__What you should do__.
Pull every line that holds the word "cast" from the entries.

++++ Data extract ++++

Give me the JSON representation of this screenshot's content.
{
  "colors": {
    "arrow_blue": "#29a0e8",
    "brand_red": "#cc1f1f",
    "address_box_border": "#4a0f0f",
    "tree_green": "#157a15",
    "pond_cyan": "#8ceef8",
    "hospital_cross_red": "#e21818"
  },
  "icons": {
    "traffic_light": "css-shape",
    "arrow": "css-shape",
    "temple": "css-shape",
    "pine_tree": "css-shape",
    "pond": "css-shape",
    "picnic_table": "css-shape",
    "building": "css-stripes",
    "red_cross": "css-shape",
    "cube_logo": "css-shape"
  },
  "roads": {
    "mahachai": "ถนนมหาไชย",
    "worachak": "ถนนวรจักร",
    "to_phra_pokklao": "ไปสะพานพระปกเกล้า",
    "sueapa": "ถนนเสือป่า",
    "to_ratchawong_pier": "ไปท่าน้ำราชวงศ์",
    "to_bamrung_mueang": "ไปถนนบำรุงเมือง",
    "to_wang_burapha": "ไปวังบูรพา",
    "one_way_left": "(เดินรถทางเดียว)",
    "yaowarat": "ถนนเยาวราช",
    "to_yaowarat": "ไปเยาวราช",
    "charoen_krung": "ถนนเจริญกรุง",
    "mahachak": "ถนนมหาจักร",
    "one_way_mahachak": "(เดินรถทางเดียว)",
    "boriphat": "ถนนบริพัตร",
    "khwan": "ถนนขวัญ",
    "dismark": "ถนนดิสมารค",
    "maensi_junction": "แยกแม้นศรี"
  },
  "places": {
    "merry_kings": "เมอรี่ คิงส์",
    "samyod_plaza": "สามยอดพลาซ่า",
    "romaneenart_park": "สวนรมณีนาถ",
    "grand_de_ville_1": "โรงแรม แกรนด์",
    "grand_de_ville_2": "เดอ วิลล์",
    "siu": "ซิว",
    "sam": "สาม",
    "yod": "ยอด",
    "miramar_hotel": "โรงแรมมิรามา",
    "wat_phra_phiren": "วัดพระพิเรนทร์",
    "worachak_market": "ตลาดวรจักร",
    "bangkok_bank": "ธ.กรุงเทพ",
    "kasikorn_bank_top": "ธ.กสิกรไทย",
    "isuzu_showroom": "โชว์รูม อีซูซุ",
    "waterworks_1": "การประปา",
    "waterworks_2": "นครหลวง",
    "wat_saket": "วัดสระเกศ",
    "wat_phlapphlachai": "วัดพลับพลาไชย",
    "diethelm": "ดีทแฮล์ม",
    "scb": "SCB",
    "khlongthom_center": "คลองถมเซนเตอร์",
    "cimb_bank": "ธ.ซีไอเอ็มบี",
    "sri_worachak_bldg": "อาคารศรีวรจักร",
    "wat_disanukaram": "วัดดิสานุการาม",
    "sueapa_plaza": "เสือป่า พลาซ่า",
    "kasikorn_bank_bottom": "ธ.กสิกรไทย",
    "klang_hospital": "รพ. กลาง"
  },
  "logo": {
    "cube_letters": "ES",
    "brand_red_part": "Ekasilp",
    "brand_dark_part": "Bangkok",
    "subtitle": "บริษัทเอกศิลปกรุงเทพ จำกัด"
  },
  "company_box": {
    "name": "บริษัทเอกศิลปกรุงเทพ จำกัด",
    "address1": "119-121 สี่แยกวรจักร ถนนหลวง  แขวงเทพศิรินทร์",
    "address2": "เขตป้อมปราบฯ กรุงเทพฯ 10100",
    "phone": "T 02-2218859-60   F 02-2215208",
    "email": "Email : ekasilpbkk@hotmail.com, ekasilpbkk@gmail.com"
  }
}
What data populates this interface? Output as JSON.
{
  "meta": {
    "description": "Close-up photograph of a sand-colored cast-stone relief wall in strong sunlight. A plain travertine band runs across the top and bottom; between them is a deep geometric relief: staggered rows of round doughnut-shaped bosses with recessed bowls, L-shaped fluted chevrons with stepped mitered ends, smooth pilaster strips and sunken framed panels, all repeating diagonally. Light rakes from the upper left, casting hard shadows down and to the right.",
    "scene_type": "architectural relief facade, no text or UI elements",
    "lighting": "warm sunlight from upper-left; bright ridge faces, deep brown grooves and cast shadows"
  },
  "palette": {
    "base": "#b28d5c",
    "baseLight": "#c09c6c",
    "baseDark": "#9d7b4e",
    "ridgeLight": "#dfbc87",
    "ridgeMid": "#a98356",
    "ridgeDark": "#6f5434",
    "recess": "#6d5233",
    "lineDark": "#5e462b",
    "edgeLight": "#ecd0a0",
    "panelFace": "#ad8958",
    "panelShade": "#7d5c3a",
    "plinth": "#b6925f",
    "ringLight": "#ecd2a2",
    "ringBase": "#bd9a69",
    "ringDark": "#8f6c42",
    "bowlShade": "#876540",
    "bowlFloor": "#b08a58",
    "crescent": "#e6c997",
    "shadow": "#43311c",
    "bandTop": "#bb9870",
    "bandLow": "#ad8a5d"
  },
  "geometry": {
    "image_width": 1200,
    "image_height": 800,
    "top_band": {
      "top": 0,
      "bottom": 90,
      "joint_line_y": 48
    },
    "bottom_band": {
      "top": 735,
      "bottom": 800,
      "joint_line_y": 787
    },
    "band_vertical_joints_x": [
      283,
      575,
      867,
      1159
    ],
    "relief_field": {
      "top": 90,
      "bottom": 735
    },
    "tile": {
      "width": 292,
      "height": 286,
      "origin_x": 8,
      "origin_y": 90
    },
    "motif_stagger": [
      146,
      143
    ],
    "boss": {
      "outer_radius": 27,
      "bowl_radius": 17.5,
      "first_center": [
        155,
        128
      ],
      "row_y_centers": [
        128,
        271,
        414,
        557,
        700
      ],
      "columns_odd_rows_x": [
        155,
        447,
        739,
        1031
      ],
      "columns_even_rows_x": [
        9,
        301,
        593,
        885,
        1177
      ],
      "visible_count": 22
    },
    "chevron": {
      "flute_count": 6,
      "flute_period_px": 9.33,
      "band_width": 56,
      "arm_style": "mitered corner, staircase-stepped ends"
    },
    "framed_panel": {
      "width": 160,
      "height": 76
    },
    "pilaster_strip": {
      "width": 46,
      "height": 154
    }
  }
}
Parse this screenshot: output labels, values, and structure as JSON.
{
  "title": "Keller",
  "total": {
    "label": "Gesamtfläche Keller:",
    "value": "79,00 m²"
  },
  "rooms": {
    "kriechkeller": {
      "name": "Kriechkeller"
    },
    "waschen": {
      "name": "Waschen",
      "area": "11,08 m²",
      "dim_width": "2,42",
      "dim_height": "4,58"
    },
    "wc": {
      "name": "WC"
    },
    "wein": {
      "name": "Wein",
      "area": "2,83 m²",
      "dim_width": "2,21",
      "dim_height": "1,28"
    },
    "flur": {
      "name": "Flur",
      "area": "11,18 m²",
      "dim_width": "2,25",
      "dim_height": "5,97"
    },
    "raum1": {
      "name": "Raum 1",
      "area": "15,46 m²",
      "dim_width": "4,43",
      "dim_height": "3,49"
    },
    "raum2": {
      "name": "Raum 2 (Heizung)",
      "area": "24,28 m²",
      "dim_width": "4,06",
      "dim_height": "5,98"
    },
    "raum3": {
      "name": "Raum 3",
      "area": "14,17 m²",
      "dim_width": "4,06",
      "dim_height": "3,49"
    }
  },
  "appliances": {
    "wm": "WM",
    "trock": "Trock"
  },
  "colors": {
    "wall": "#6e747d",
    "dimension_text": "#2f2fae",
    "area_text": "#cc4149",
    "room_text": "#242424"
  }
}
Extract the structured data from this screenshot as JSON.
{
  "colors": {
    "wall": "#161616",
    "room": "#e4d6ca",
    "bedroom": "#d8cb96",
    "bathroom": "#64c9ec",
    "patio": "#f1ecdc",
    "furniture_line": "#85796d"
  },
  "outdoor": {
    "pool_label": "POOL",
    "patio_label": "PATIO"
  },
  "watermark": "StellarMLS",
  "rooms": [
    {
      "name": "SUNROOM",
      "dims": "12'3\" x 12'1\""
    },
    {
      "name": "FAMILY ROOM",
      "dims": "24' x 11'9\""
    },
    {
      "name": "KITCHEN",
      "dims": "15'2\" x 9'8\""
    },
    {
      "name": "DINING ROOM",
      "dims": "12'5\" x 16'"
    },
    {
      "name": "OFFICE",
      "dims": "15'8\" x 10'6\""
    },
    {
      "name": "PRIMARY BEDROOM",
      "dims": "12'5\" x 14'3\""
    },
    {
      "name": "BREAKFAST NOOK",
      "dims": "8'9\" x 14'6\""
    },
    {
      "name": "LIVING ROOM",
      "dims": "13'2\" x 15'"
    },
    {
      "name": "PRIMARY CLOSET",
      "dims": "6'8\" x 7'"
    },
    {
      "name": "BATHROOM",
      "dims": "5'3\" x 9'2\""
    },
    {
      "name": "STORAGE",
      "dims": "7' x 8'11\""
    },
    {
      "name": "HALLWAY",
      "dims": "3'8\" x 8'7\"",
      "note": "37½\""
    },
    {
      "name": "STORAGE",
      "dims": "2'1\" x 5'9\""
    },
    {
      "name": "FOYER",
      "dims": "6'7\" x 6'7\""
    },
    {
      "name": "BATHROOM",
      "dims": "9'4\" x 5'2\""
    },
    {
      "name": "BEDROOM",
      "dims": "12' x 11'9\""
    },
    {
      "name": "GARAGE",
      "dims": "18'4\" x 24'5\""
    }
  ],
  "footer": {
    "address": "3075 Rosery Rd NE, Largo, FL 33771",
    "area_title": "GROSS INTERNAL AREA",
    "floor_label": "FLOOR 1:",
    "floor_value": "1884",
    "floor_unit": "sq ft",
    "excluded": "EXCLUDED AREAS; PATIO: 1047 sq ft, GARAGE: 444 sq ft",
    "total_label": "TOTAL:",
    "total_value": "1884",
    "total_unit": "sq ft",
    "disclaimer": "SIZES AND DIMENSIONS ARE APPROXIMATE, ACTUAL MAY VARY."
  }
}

++++

__Written response__.
    "description": "Close-up photograph of a sand-colored cast-stone relief wall in strong sunlight. A plain travertine band runs across the top and bottom; between them is a deep geometric relief: staggered rows of round doughnut-shaped bosses with recessed bowls, L-shaped fluted chevrons with stepped mitered ends, smooth pilaster strips and sunken framed panels, all repeating diagonally. Light rakes from the upper left, casting hard shadows down and to the right.",
    "lighting": "warm sunlight from upper-left; bright ridge faces, deep brown grooves and cast shadows"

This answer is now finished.